*Given information*:
----
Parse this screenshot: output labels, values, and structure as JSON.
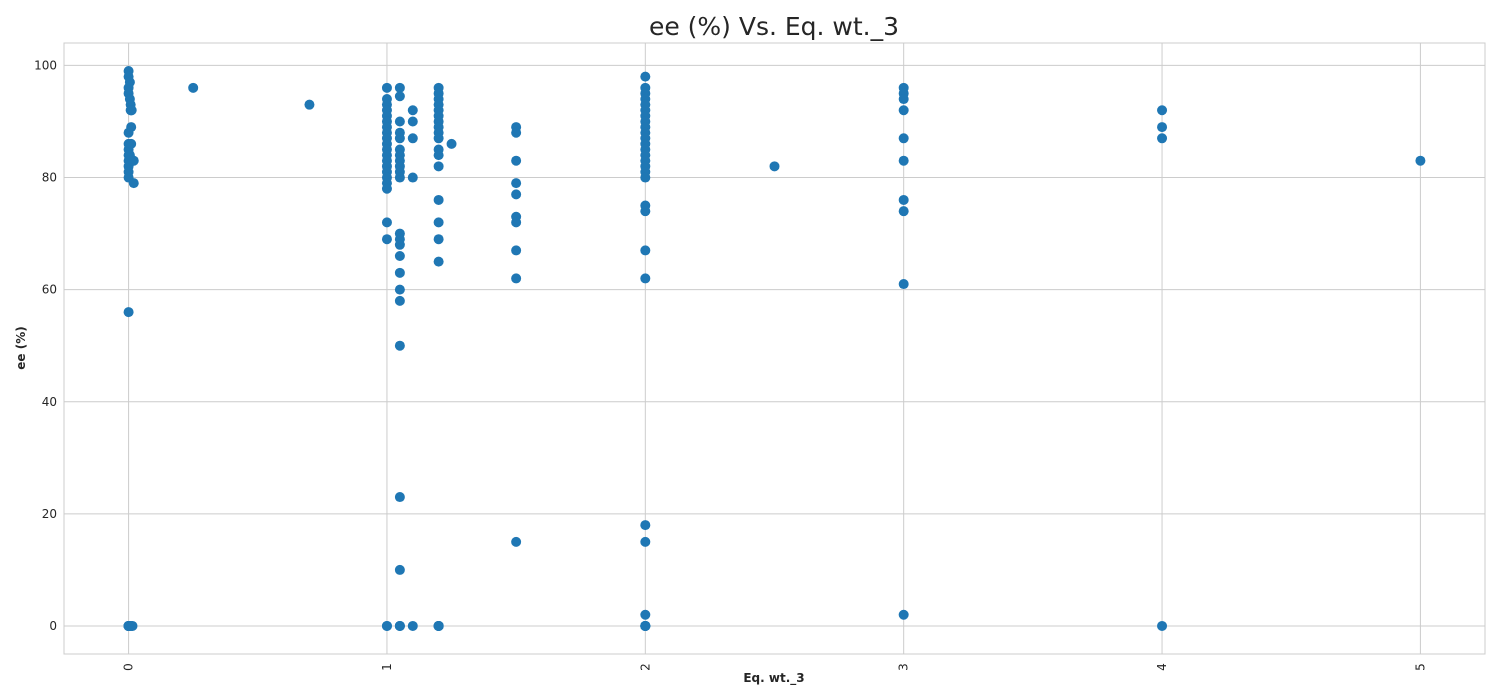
{
  "chart_data": {
    "type": "scatter",
    "title": "ee (%) Vs. Eq. wt._3",
    "xlabel": "Eq. wt._3",
    "ylabel": "ee (%)",
    "xlim": [
      -0.25,
      5.25
    ],
    "ylim": [
      -5,
      104
    ],
    "xticks": [
      0,
      1,
      2,
      3,
      4,
      5
    ],
    "xtick_labels": [
      "0",
      "1",
      "2",
      "3",
      "4",
      "5"
    ],
    "yticks": [
      0,
      20,
      40,
      60,
      80,
      100
    ],
    "ytick_labels": [
      "0",
      "20",
      "40",
      "60",
      "80",
      "100"
    ],
    "grid": true,
    "marker_color": "#1f77b4",
    "x": [
      0,
      0,
      0,
      0,
      0,
      0,
      0,
      0,
      0,
      0,
      0,
      0,
      0,
      0,
      0,
      0,
      0,
      0,
      0,
      0,
      0.005,
      0.005,
      0.008,
      0.008,
      0.01,
      0.01,
      0.012,
      0.015,
      0.015,
      0.02,
      0.02,
      0.005,
      0.01,
      0.015,
      0.005,
      0.01,
      0.25,
      0.7,
      1,
      1,
      1,
      1,
      1,
      1,
      1,
      1,
      1,
      1,
      1,
      1,
      1,
      1,
      1,
      1,
      1,
      1,
      1,
      1,
      1,
      1,
      1.05,
      1.05,
      1.05,
      1.05,
      1.05,
      1.05,
      1.05,
      1.05,
      1.05,
      1.05,
      1.05,
      1.05,
      1.05,
      1.05,
      1.05,
      1.05,
      1.05,
      1.05,
      1.05,
      1.05,
      1.05,
      1.05,
      1.05,
      1.05,
      1.1,
      1.1,
      1.1,
      1.1,
      1.1,
      1.2,
      1.2,
      1.2,
      1.2,
      1.2,
      1.2,
      1.2,
      1.2,
      1.2,
      1.2,
      1.2,
      1.2,
      1.2,
      1.2,
      1.2,
      1.2,
      1.2,
      1.2,
      1.2,
      1.2,
      1.2,
      1.2,
      1.2,
      1.25,
      1.5,
      1.5,
      1.5,
      1.5,
      1.5,
      1.5,
      1.5,
      1.5,
      1.5,
      1.5,
      2,
      2,
      2,
      2,
      2,
      2,
      2,
      2,
      2,
      2,
      2,
      2,
      2,
      2,
      2,
      2,
      2,
      2,
      2,
      2,
      2,
      2,
      2,
      2,
      2,
      2,
      2,
      2,
      2,
      2,
      2,
      2,
      2.5,
      3,
      3,
      3,
      3,
      3,
      3,
      3,
      3,
      3,
      3,
      4,
      4,
      4,
      4,
      5
    ],
    "y": [
      99,
      98,
      96,
      95,
      88,
      86,
      85,
      84,
      83,
      82,
      81,
      80,
      56,
      0,
      0,
      0,
      0,
      0,
      0,
      0,
      97,
      94,
      93,
      92,
      92,
      89,
      92,
      83,
      83,
      79,
      83,
      0,
      0,
      0,
      84,
      86,
      96,
      93,
      96,
      94,
      93,
      92,
      91,
      90,
      89,
      88,
      87,
      86,
      85,
      84,
      83,
      82,
      81,
      80,
      79,
      78,
      72,
      69,
      0,
      0,
      96,
      94.5,
      90,
      88,
      87,
      85,
      84,
      83,
      82,
      81,
      80,
      70,
      69,
      68,
      66,
      63,
      60,
      58,
      50,
      23,
      10,
      0,
      0,
      0,
      92,
      90,
      87,
      80,
      0,
      96,
      95,
      94,
      93,
      92,
      91,
      90,
      89,
      88,
      87,
      85,
      84,
      82,
      76,
      72,
      69,
      65,
      0,
      0,
      0,
      0,
      0,
      0,
      86,
      89,
      88,
      83,
      79,
      77,
      73,
      72,
      67,
      62,
      15,
      98,
      96,
      95,
      94,
      93,
      92,
      91,
      90,
      89,
      88,
      87,
      86,
      85,
      84,
      83,
      82,
      81,
      80,
      75,
      74,
      67,
      62,
      18,
      15,
      2,
      0,
      0,
      0,
      0,
      0,
      0,
      0,
      82,
      96,
      95,
      94,
      92,
      87,
      83,
      76,
      74,
      61,
      2,
      92,
      89,
      87,
      0,
      83
    ]
  }
}
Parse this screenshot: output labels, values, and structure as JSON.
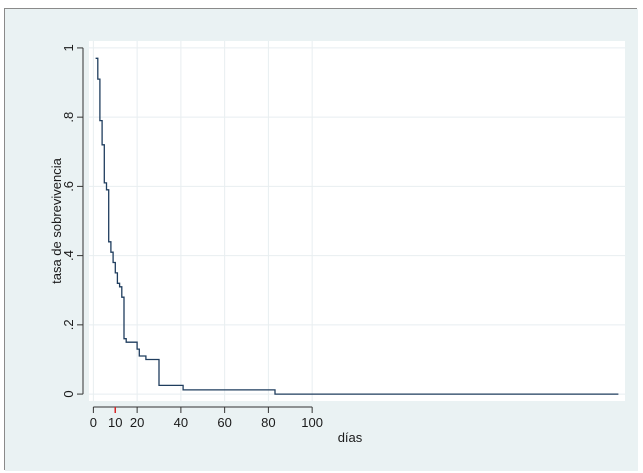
{
  "chart_data": {
    "type": "line",
    "step": true,
    "xlabel": "días",
    "ylabel": "tasa de sobrevivencia",
    "xlim": [
      -2,
      243
    ],
    "ylim": [
      -0.02,
      1.02
    ],
    "x_ticks": [
      0,
      10,
      20,
      40,
      60,
      80,
      100
    ],
    "x_tick_labels": [
      "0",
      "10",
      "20",
      "40",
      "60",
      "80",
      "100"
    ],
    "x_grid": [
      0,
      20,
      40,
      60,
      80,
      100
    ],
    "y_ticks": [
      0,
      0.2,
      0.4,
      0.6,
      0.8,
      1
    ],
    "y_tick_labels": [
      "0",
      ".2",
      ".4",
      ".6",
      ".8",
      "1"
    ],
    "marker_x": 10,
    "colors": {
      "line": "#1f3d5e",
      "plot_background": "#ffffff",
      "outer_background": "#eaf2f3",
      "grid": "#e8eef0",
      "marker": "#d62728"
    },
    "series": [
      {
        "x": [
          1,
          2,
          3,
          4,
          5,
          6,
          7,
          8,
          9,
          10,
          11,
          12,
          13,
          14,
          15,
          16,
          20,
          21,
          22,
          24,
          29,
          30,
          40,
          41,
          80,
          83,
          240
        ],
        "y": [
          0.97,
          0.91,
          0.79,
          0.72,
          0.61,
          0.59,
          0.44,
          0.41,
          0.38,
          0.35,
          0.32,
          0.31,
          0.28,
          0.16,
          0.15,
          0.15,
          0.13,
          0.11,
          0.11,
          0.1,
          0.1,
          0.025,
          0.025,
          0.012,
          0.012,
          0.0,
          0.0
        ]
      }
    ]
  }
}
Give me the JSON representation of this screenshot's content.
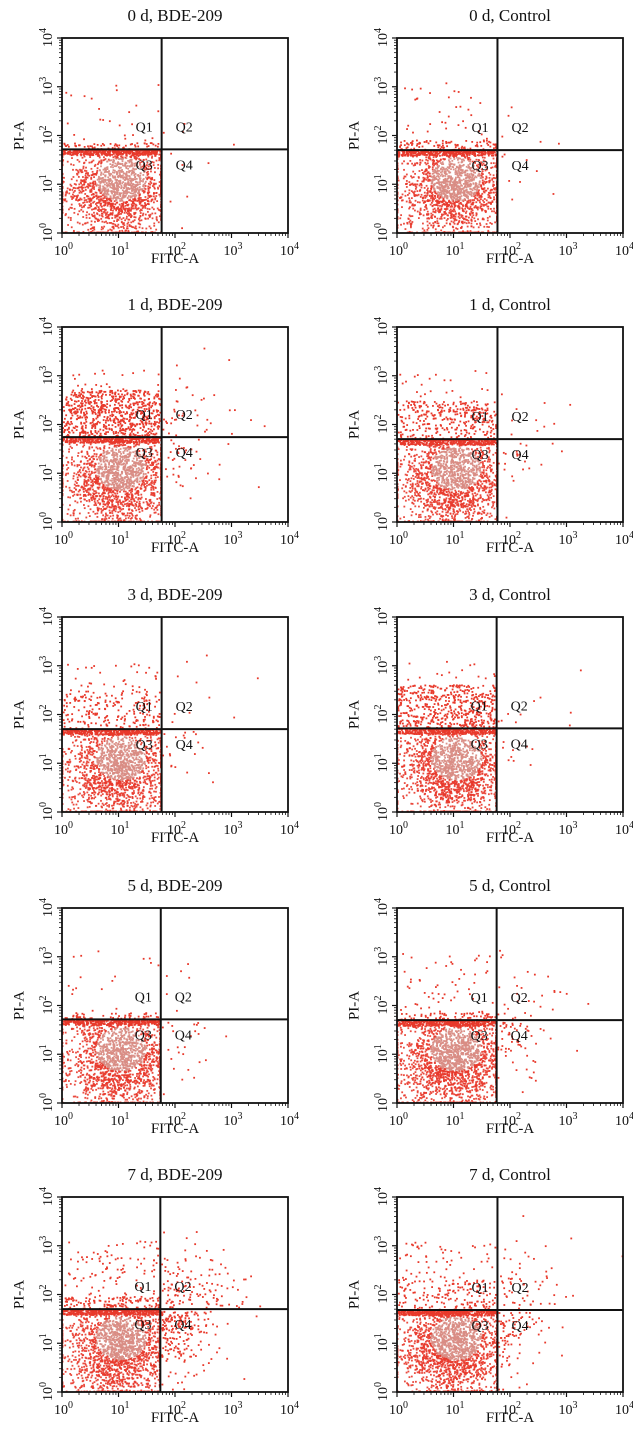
----
*Stated goal*: Count how many lines of the material hold the string "ylabel". Give the number and nothing more.

*Result below*: 2